Data supplied:
*-*-*
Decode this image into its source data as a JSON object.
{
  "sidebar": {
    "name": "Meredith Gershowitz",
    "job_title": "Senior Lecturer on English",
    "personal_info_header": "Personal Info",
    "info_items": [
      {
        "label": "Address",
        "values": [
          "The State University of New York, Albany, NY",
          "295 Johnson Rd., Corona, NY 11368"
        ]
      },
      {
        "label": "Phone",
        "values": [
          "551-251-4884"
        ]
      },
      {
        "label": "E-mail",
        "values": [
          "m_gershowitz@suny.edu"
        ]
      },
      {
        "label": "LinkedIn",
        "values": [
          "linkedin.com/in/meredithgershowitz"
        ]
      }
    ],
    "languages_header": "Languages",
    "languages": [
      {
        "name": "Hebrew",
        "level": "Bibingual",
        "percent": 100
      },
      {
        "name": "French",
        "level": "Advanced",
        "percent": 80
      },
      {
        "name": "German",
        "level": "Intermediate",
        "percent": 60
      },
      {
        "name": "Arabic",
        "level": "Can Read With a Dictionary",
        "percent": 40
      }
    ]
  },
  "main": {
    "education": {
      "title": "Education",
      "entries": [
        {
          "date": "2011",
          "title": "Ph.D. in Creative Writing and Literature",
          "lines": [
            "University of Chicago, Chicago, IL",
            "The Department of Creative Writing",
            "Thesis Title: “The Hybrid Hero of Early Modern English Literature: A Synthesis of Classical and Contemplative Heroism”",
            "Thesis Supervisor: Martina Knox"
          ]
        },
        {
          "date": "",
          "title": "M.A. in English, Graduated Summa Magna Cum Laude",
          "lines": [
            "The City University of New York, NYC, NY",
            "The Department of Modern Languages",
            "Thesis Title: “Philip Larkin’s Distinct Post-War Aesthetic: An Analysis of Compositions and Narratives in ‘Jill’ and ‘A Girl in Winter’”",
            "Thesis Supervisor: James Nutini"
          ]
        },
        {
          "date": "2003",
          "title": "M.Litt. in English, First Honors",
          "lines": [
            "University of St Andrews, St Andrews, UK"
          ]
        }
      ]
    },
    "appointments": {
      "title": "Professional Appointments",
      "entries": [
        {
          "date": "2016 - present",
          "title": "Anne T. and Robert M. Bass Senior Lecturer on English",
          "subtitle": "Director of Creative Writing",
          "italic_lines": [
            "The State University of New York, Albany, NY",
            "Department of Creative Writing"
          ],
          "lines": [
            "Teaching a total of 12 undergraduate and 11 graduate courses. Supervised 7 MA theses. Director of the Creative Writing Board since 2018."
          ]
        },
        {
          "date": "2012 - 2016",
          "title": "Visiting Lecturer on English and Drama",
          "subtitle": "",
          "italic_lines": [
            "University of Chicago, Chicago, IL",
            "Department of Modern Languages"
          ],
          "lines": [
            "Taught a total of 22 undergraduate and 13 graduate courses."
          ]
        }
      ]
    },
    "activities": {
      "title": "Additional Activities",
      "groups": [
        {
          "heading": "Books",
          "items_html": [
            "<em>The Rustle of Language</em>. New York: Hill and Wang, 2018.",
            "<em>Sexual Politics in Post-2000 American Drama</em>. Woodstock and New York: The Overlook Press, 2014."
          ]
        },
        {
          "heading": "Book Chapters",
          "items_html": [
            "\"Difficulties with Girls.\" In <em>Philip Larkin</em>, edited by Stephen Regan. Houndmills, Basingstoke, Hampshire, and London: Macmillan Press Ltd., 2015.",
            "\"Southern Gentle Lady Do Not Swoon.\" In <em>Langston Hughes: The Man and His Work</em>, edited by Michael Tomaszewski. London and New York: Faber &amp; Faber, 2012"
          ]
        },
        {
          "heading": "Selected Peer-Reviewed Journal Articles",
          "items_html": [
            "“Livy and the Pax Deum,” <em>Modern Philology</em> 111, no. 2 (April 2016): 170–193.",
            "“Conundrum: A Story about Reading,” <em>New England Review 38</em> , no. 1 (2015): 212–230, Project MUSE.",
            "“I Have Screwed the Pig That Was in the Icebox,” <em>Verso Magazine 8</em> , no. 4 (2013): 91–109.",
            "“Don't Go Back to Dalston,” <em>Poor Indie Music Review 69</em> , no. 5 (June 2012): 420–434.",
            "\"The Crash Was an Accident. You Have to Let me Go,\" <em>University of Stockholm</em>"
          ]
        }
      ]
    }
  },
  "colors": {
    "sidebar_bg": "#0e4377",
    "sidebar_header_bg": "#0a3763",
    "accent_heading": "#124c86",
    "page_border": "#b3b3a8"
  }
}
*-*-*
What is needed: From the records above, extract everything verbatim.

Completed task:
Decode this image into its source data as a JSON object.
{
  "sidebar": {
    "name": "Meredith Gershowitz",
    "job_title": "Senior Lecturer on English",
    "personal_info_header": "Personal Info",
    "info_items": [
      {
        "label": "Address",
        "values": [
          "The State University of New York, Albany, NY",
          "295 Johnson Rd., Corona, NY 11368"
        ]
      },
      {
        "label": "Phone",
        "values": [
          "551-251-4884"
        ]
      },
      {
        "label": "E-mail",
        "values": [
          "m_gershowitz@suny.edu"
        ]
      },
      {
        "label": "LinkedIn",
        "values": [
          "linkedin.com/in/meredithgershowitz"
        ]
      }
    ],
    "languages_header": "Languages",
    "languages": [
      {
        "name": "Hebrew",
        "level": "Bibingual",
        "percent": 100
      },
      {
        "name": "French",
        "level": "Advanced",
        "percent": 80
      },
      {
        "name": "German",
        "level": "Intermediate",
        "percent": 60
      },
      {
        "name": "Arabic",
        "level": "Can Read With a Dictionary",
        "percent": 40
      }
    ]
  },
  "main": {
    "education": {
      "title": "Education",
      "entries": [
        {
          "date": "2011",
          "title": "Ph.D. in Creative Writing and Literature",
          "lines": [
            "University of Chicago, Chicago, IL",
            "The Department of Creative Writing",
            "Thesis Title: “The Hybrid Hero of Early Modern English Literature: A Synthesis of Classical and Contemplative Heroism”",
            "Thesis Supervisor: Martina Knox"
          ]
        },
        {
          "date": "",
          "title": "M.A. in English, Graduated Summa Magna Cum Laude",
          "lines": [
            "The City University of New York, NYC, NY",
            "The Department of Modern Languages",
            "Thesis Title: “Philip Larkin’s Distinct Post-War Aesthetic: An Analysis of Compositions and Narratives in ‘Jill’ and ‘A Girl in Winter’”",
            "Thesis Supervisor: James Nutini"
          ]
        },
        {
          "date": "2003",
          "title": "M.Litt. in English, First Honors",
          "lines": [
            "University of St Andrews, St Andrews, UK"
          ]
        }
      ]
    },
    "appointments": {
      "title": "Professional Appointments",
      "entries": [
        {
          "date": "2016 - present",
          "title": "Anne T. and Robert M. Bass Senior Lecturer on English",
          "subtitle": "Director of Creative Writing",
          "italic_lines": [
            "The State University of New York, Albany, NY",
            "Department of Creative Writing"
          ],
          "lines": [
            "Teaching a total of 12 undergraduate and 11 graduate courses. Supervised 7 MA theses. Director of the Creative Writing Board since 2018."
          ]
        },
        {
          "date": "2012 - 2016",
          "title": "Visiting Lecturer on English and Drama",
          "subtitle": "",
          "italic_lines": [
            "University of Chicago, Chicago, IL",
            "Department of Modern Languages"
          ],
          "lines": [
            "Taught a total of 22 undergraduate and 13 graduate courses."
          ]
        }
      ]
    },
    "activities": {
      "title": "Additional Activities",
      "groups": [
        {
          "heading": "Books",
          "items_html": [
            "<em>The Rustle of Language</em>. New York: Hill and Wang, 2018.",
            "<em>Sexual Politics in Post-2000 American Drama</em>. Woodstock and New York: The Overlook Press, 2014."
          ]
        },
        {
          "heading": "Book Chapters",
          "items_html": [
            "\"Difficulties with Girls.\" In <em>Philip Larkin</em>, edited by Stephen Regan. Houndmills, Basingstoke, Hampshire, and London: Macmillan Press Ltd., 2015.",
            "\"Southern Gentle Lady Do Not Swoon.\" In <em>Langston Hughes: The Man and His Work</em>, edited by Michael Tomaszewski. London and New York: Faber &amp; Faber, 2012"
          ]
        },
        {
          "heading": "Selected Peer-Reviewed Journal Articles",
          "items_html": [
            "“Livy and the Pax Deum,” <em>Modern Philology</em> 111, no. 2 (April 2016): 170–193.",
            "“Conundrum: A Story about Reading,” <em>New England Review 38</em> , no. 1 (2015): 212–230, Project MUSE.",
            "“I Have Screwed the Pig That Was in the Icebox,” <em>Verso Magazine 8</em> , no. 4 (2013): 91–109.",
            "“Don't Go Back to Dalston,” <em>Poor Indie Music Review 69</em> , no. 5 (June 2012): 420–434.",
            "\"The Crash Was an Accident. You Have to Let me Go,\" <em>University of Stockholm</em>"
          ]
        }
      ]
    }
  },
  "colors": {
    "sidebar_bg": "#0e4377",
    "sidebar_header_bg": "#0a3763",
    "accent_heading": "#124c86",
    "page_border": "#b3b3a8"
  }
}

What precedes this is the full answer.